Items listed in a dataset

········

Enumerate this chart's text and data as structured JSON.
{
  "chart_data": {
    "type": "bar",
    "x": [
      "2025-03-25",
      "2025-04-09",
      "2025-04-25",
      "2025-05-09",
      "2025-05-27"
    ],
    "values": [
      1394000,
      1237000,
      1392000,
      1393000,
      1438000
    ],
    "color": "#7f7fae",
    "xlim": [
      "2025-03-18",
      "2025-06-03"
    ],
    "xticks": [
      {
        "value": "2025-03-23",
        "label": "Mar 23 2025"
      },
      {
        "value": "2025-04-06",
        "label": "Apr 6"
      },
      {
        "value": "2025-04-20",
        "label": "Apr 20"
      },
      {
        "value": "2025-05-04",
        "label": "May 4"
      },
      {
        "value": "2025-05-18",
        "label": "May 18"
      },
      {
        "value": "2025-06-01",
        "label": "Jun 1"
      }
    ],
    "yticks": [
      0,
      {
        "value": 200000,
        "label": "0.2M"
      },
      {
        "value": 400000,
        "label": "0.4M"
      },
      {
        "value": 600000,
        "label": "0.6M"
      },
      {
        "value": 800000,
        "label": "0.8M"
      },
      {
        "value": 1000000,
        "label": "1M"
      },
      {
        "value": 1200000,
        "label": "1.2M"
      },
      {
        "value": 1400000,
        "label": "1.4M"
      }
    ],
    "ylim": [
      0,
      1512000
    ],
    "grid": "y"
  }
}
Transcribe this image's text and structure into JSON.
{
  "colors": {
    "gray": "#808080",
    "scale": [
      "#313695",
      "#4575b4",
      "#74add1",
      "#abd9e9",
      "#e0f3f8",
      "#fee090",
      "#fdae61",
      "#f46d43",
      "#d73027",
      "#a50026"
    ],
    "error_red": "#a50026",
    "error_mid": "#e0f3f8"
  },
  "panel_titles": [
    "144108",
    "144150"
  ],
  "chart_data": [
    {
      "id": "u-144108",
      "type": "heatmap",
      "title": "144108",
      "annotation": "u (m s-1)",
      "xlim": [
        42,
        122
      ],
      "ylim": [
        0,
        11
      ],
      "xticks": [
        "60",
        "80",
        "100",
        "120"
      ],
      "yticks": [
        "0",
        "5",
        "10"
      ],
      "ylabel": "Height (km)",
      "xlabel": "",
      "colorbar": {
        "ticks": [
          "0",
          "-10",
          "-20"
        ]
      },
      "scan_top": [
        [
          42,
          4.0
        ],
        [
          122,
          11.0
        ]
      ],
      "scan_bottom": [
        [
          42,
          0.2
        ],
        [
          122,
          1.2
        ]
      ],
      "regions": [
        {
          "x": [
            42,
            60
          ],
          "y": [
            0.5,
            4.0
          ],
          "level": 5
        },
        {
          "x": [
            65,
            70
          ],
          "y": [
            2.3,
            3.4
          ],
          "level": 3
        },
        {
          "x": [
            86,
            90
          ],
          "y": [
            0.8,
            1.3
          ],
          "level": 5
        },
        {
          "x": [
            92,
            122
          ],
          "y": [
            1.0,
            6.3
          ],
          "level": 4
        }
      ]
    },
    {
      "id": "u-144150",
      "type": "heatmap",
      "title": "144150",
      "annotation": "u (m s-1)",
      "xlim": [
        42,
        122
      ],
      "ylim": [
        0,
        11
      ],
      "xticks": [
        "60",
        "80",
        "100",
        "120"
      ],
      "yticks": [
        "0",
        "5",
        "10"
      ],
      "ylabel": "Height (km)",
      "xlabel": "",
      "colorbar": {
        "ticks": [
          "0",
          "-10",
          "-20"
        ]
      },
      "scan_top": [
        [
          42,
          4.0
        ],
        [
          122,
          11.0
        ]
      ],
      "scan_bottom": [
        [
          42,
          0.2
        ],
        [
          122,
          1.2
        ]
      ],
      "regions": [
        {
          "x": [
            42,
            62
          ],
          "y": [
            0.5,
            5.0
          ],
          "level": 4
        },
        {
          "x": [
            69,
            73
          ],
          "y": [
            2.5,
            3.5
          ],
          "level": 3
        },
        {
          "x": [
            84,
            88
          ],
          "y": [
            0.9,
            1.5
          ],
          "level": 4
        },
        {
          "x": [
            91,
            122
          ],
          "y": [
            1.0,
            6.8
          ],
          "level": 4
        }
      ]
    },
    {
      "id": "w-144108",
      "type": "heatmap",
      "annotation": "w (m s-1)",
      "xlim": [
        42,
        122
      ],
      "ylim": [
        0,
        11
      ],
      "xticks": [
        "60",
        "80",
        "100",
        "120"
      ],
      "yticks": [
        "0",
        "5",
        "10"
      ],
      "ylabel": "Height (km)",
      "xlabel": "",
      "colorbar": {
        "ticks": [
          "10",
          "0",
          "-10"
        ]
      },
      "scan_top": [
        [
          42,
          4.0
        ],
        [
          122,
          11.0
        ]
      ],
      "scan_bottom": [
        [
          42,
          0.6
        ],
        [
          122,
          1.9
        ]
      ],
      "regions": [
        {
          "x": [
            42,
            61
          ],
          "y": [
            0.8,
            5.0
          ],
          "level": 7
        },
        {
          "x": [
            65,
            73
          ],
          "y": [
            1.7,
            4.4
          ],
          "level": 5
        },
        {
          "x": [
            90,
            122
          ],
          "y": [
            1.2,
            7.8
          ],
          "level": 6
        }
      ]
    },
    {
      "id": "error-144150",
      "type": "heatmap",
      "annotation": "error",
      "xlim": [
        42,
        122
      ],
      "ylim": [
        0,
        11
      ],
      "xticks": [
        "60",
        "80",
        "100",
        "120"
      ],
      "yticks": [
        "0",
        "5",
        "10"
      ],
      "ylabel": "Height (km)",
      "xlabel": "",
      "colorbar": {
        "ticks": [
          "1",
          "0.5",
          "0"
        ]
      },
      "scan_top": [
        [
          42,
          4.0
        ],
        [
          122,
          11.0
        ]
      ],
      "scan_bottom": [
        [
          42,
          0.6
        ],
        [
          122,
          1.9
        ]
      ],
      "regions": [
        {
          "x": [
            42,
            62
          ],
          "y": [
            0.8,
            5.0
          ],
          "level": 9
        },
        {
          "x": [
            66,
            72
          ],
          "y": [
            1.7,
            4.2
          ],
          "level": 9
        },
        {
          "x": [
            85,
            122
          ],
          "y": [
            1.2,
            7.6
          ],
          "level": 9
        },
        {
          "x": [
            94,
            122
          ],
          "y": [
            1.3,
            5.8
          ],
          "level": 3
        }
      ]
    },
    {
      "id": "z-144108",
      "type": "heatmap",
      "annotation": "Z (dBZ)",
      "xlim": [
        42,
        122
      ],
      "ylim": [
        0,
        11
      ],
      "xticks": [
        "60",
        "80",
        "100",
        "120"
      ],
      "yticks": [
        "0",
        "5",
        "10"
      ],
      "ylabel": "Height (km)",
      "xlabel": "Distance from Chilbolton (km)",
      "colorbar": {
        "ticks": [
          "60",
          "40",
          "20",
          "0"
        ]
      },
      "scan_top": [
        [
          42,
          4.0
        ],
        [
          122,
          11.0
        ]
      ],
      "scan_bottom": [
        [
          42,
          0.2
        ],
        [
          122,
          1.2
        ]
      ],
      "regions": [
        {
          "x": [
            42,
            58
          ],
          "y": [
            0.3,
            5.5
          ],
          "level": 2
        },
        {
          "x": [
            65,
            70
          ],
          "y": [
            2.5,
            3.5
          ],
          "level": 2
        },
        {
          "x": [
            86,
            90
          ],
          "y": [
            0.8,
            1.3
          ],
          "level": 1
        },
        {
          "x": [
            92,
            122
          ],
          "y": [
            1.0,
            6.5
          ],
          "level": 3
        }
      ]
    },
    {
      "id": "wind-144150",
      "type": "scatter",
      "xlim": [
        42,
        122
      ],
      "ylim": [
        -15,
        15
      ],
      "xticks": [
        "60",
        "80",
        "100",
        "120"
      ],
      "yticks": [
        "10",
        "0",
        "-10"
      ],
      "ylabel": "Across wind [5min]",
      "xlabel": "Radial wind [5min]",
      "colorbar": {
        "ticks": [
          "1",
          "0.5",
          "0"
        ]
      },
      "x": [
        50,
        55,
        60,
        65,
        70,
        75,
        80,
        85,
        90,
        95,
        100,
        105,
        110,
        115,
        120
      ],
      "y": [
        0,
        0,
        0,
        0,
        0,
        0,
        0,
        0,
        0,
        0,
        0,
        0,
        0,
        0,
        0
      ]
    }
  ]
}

········

◆ **SHORT PROBLEM**: Above are the records. Copy every line in them holding "text".

◆ **ANSWER TO THE EXERCISE**:
Enumerate this chart's text and data as structured JSON.
Transcribe this image's text and structure into JSON.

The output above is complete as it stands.